[DATASET RECORDS]:
____

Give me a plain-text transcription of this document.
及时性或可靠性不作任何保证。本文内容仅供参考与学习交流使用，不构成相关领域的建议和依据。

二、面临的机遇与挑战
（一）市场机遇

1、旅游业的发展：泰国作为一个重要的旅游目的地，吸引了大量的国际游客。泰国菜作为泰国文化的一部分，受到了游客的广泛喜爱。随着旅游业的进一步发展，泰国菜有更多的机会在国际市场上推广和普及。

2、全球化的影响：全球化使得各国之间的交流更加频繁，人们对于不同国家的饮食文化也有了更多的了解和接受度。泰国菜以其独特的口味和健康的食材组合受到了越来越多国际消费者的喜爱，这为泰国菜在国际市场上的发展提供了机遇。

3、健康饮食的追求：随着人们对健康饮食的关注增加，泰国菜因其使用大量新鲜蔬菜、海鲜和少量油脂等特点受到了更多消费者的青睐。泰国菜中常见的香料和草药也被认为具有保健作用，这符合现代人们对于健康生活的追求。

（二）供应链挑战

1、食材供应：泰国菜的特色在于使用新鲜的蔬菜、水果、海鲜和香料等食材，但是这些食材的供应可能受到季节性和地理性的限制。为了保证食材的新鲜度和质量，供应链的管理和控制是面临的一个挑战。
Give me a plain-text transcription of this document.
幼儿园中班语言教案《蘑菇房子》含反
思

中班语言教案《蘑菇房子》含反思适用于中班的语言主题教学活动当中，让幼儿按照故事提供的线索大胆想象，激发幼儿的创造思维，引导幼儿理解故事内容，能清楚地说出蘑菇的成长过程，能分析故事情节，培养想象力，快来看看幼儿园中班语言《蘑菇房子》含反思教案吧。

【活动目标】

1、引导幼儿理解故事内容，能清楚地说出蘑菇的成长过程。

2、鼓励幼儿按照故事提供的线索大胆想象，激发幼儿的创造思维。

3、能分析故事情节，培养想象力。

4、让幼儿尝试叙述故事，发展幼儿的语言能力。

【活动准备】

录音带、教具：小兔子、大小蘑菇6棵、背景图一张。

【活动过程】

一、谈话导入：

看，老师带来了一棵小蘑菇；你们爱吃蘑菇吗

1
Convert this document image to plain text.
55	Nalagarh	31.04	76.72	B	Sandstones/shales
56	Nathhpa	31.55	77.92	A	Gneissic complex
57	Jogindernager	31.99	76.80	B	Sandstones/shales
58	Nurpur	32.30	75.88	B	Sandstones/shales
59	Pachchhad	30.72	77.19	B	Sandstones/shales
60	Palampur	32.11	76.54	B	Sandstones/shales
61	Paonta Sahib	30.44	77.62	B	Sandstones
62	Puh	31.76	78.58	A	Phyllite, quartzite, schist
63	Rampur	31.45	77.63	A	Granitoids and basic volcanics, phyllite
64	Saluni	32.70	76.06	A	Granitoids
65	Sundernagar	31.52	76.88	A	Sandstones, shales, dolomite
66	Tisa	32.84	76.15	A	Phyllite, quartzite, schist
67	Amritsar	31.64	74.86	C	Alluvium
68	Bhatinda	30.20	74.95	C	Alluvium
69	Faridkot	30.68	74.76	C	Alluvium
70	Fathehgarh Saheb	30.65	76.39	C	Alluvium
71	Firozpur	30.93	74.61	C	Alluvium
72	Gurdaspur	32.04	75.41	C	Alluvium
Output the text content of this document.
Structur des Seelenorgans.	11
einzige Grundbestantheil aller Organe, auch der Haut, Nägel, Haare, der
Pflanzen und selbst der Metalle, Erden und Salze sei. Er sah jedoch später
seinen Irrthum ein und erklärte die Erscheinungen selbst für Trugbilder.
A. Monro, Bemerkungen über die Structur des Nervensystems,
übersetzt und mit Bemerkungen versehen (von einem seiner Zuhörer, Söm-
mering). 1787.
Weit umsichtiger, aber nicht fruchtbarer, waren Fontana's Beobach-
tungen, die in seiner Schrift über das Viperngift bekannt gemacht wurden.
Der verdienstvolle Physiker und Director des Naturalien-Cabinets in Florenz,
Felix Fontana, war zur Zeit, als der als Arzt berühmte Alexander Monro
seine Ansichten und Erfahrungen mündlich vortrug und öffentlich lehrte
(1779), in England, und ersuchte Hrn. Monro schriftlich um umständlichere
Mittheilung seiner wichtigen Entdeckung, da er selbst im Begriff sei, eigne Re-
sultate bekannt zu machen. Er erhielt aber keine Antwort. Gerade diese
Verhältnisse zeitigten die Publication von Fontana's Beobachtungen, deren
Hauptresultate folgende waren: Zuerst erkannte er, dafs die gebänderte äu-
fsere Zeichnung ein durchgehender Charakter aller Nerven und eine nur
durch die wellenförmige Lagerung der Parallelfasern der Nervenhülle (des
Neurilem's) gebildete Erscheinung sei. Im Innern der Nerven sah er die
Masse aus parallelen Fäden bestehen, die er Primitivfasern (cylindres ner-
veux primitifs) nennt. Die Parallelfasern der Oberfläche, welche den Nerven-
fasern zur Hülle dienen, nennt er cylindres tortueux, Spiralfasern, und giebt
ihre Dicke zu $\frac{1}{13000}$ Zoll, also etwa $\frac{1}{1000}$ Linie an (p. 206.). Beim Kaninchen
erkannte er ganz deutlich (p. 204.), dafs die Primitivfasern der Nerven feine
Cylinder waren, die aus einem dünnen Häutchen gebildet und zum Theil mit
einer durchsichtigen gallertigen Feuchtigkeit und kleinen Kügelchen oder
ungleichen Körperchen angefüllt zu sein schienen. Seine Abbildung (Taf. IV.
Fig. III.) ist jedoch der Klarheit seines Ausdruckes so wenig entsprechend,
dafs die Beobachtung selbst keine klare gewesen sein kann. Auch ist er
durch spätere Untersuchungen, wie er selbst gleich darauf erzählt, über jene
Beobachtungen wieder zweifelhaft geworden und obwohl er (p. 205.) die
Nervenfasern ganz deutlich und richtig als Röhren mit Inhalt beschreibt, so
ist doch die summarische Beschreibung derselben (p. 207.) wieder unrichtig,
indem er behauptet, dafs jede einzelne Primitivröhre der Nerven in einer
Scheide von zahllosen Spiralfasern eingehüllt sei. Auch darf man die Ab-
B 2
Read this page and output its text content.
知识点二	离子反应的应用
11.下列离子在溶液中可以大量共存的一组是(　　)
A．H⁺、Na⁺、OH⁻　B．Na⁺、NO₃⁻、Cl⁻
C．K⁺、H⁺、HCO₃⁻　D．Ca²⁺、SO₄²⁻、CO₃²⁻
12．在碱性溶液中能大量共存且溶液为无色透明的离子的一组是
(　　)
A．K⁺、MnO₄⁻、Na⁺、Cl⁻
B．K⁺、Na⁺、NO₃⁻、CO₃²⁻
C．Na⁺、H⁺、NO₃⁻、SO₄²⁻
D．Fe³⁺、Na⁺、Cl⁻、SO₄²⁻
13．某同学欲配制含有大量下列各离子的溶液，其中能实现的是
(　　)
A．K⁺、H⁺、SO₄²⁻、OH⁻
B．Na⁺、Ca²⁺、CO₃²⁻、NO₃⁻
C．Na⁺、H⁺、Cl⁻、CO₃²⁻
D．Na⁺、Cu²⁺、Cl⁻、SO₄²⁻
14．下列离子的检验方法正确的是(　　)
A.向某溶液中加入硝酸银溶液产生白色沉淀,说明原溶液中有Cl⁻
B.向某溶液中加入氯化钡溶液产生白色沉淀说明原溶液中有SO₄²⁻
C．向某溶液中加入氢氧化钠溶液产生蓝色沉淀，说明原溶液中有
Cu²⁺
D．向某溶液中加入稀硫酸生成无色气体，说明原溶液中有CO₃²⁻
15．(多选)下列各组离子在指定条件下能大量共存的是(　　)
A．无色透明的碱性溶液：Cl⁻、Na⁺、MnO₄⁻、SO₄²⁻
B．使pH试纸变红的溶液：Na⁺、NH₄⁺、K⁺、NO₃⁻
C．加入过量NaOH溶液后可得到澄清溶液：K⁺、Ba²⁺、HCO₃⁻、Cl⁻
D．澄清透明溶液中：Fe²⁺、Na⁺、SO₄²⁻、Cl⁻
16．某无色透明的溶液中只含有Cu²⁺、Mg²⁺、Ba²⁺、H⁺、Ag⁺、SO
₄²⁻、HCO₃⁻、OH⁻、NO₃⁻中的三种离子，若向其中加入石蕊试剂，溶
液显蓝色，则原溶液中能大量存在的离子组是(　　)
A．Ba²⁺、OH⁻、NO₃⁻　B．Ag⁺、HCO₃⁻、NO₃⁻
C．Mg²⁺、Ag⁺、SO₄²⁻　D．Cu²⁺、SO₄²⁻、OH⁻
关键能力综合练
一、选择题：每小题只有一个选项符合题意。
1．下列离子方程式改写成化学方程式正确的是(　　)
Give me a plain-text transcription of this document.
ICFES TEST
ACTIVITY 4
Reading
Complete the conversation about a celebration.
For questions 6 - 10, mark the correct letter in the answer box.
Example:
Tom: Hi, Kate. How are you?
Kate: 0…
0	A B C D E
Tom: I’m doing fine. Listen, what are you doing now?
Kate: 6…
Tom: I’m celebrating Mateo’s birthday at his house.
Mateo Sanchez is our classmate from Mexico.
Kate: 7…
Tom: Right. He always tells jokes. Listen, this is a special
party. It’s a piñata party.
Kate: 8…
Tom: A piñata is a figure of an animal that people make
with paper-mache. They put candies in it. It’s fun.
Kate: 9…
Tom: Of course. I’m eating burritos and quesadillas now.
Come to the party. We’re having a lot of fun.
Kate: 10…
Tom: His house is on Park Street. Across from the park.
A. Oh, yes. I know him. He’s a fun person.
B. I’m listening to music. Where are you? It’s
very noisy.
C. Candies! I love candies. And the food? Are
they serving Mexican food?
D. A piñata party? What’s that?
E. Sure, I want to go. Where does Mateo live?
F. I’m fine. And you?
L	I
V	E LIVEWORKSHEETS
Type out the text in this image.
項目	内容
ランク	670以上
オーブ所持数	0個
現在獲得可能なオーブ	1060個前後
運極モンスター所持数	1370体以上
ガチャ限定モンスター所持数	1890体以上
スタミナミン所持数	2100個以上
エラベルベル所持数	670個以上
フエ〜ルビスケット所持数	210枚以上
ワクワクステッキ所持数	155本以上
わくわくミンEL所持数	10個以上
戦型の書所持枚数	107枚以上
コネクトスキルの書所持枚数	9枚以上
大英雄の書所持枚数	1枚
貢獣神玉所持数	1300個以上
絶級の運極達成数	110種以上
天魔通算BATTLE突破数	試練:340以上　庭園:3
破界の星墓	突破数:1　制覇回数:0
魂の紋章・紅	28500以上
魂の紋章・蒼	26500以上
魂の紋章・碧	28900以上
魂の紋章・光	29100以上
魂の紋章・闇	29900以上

____

[THE EXERCISE]: From the entries above, pull out each line that includes "cylindres".

[WRITTEN SOLUTION]:
Masse aus parallelen Fäden bestehen, die er Primitivfasern (cylindres ner-
fasern zur Hülle dienen, nennt er cylindres tortueux, Spiralfasern, und giebt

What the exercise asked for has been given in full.